Records from a dataset
....
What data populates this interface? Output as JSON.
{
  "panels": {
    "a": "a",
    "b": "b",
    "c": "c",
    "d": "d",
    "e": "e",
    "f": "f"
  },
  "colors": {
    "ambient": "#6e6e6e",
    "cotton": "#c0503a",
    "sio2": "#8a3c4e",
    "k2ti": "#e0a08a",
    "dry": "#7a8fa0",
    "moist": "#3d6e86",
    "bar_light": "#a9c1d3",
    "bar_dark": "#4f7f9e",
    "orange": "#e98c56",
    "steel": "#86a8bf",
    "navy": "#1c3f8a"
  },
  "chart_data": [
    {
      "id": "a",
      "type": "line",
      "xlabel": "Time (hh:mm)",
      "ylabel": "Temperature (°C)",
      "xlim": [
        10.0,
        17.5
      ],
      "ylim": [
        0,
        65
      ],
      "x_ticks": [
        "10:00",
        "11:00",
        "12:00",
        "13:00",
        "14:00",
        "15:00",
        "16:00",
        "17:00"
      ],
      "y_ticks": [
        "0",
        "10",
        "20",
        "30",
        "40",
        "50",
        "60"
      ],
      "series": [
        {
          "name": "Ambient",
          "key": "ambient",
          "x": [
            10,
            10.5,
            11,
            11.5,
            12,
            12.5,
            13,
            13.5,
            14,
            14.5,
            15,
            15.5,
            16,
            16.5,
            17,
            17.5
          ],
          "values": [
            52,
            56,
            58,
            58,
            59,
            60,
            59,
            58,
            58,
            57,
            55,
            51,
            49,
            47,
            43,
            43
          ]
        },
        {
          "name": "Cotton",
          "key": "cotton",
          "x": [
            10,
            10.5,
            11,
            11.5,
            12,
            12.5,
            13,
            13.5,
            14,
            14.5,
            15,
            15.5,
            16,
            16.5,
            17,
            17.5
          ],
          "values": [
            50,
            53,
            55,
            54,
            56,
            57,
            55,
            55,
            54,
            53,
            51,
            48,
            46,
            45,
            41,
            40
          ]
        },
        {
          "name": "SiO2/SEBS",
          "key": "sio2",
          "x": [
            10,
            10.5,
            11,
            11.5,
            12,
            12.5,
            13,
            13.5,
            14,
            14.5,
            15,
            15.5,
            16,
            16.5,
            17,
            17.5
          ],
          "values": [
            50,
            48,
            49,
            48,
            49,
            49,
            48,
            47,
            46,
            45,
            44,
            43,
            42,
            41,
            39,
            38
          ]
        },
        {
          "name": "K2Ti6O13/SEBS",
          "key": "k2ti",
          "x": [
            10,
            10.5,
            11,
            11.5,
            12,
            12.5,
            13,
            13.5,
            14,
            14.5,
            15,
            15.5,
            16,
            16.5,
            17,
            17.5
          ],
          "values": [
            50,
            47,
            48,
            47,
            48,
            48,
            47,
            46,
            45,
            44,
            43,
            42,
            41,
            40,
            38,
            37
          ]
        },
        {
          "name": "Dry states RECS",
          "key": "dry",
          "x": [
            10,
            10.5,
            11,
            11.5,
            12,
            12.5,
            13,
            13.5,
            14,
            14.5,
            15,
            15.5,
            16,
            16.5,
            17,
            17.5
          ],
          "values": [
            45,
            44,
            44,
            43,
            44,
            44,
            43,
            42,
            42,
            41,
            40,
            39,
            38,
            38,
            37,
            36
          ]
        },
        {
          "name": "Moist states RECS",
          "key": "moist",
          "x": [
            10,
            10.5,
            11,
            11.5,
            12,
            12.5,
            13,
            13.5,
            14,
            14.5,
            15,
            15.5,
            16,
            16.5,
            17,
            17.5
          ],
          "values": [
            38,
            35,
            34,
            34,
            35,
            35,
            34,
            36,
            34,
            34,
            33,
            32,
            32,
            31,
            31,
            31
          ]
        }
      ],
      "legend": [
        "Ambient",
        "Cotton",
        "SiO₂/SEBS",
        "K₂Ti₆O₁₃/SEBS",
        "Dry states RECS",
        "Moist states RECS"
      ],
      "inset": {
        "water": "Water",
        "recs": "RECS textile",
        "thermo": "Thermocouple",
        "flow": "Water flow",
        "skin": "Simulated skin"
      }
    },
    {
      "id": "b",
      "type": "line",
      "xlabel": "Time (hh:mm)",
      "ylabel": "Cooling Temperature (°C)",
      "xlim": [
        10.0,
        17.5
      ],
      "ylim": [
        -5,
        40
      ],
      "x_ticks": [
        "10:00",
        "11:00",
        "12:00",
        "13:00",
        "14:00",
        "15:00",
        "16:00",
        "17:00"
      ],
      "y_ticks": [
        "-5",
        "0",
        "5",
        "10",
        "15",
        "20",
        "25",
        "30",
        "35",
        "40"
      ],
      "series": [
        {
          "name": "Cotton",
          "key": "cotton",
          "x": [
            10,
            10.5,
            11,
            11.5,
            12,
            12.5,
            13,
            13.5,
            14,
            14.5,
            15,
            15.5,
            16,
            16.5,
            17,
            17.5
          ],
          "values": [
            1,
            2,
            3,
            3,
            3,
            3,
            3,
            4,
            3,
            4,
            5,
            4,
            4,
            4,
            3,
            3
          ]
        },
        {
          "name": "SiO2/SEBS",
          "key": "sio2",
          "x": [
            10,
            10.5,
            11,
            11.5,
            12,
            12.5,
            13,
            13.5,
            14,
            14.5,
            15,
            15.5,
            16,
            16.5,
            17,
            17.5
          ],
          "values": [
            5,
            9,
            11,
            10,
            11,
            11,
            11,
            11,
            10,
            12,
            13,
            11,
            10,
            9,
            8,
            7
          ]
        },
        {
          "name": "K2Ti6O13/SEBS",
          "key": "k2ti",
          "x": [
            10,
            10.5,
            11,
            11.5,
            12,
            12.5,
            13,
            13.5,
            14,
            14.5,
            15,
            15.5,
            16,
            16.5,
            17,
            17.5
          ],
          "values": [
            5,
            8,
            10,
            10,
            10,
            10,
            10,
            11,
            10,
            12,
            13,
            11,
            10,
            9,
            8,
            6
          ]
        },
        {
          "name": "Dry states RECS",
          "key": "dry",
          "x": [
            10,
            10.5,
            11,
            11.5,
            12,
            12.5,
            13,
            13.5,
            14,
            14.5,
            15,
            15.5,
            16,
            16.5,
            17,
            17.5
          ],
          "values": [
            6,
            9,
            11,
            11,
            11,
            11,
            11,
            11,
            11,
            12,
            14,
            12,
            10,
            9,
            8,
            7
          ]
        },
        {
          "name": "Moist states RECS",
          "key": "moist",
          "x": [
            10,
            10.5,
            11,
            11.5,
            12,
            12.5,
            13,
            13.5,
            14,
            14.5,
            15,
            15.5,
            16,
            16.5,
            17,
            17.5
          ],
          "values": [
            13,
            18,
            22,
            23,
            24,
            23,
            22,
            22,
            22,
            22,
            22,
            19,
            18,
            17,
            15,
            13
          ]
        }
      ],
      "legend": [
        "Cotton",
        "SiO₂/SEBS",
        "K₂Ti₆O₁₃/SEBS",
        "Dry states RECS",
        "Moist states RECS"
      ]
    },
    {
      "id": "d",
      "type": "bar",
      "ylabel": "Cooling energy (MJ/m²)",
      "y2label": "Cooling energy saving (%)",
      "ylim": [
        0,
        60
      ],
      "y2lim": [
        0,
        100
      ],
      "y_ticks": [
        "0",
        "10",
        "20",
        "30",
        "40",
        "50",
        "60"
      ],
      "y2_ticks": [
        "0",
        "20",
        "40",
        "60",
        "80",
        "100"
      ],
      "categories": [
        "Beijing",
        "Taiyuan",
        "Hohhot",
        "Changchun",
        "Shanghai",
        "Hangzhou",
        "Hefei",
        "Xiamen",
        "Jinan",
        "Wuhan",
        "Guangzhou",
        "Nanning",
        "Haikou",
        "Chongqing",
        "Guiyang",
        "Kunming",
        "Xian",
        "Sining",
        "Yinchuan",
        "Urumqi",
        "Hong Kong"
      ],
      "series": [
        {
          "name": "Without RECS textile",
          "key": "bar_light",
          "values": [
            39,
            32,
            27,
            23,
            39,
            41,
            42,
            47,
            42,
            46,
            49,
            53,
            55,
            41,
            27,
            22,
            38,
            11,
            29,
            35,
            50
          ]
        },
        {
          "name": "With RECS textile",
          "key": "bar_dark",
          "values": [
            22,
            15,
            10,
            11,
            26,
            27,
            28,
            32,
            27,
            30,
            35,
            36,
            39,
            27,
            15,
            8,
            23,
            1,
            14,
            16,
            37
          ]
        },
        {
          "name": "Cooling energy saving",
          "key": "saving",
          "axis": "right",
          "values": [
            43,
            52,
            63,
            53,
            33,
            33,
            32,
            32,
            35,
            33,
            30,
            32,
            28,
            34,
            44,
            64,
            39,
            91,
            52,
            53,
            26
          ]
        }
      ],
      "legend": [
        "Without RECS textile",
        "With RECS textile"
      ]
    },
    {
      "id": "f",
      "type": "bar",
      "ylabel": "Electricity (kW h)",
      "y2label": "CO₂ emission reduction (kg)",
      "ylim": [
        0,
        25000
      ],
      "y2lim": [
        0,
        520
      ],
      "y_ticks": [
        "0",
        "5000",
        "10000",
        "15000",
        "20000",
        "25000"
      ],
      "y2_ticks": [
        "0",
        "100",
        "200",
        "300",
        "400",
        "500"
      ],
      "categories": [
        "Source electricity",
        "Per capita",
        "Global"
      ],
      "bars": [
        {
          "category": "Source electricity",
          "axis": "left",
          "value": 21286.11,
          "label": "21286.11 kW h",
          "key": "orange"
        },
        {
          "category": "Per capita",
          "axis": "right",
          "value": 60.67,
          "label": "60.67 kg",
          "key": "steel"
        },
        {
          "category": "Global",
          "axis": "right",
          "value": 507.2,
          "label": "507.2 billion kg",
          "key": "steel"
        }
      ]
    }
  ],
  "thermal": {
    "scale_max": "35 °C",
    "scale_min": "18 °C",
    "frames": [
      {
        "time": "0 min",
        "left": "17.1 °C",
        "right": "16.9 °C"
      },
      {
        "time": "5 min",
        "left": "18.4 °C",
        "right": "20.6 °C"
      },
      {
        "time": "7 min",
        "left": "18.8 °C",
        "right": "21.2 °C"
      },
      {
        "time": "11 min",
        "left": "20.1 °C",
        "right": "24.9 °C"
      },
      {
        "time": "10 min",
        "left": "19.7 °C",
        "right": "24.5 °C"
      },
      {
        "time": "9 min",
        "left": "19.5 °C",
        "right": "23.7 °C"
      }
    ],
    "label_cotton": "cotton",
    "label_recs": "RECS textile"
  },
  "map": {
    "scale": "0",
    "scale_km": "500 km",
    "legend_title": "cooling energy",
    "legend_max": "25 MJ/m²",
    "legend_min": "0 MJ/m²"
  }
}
....
• [Directive] Select every line of the records holding the string "Without".

• [Reply]
          "name": "Without RECS textile",
        "Without RECS textile",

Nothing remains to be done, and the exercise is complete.